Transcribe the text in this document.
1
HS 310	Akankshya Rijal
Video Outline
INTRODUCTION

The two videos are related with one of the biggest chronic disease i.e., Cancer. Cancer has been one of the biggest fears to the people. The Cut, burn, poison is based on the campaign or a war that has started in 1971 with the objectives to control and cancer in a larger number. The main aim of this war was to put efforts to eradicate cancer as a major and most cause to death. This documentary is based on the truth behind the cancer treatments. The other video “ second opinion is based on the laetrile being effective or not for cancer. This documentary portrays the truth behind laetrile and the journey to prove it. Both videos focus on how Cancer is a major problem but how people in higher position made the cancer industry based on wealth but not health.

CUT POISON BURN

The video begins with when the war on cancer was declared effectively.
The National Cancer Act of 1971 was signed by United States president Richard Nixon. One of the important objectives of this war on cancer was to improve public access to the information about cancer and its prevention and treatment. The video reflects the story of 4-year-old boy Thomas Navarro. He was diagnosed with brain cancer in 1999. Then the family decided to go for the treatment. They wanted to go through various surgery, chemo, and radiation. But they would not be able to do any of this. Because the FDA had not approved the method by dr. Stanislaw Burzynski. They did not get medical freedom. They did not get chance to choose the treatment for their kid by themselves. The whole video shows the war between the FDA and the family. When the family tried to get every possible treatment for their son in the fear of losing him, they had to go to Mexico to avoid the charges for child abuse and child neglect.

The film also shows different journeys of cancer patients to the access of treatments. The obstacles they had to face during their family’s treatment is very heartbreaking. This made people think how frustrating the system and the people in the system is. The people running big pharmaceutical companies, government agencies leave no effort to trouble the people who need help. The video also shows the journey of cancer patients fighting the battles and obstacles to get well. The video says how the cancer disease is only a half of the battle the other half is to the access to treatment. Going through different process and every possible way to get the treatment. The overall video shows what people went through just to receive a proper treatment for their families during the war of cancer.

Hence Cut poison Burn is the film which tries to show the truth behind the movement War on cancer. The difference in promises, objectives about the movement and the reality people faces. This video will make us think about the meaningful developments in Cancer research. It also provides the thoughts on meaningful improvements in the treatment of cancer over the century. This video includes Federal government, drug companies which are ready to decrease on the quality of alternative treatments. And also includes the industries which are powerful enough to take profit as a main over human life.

════════

» What needs to be done
From the entries above, list each line with "shows" in it.

» Solved exercise
The National Cancer Act of 1971 was signed by United States president Richard Nixon. One of the important objectives of this war on cancer was to improve public access to the information about cancer and its prevention and treatment. The video reflects the story of 4-year-old boy Thomas Navarro. He was diagnosed with brain cancer in 1999. Then the family decided to go for the treatment. They wanted to go through various surgery, chemo, and radiation. But they would not be able to do any of this. Because the FDA had not approved the method by dr. Stanislaw Burzynski. They did not get medical freedom. They did not get chance to choose the treatment for their kid by themselves. The whole video shows the war between the FDA and the family. When the family tried to get every possible treatment for their son in the fear of losing him, they had to go to Mexico to avoid the charges for child abuse and child neglect.
The film also shows different journeys of cancer patients to the access of treatments. The obstacles they had to face during their family’s treatment is very heartbreaking. This made people think how frustrating the system and the people in the system is. The people running big pharmaceutical companies, government agencies leave no effort to trouble the people who need help. The video also shows the journey of cancer patients fighting the battles and obstacles to get well. The video says how the cancer disease is only a half of the battle the other half is to the access to treatment. Going through different process and every possible way to get the treatment. The overall video shows what people went through just to receive a proper treatment for their families during the war of cancer.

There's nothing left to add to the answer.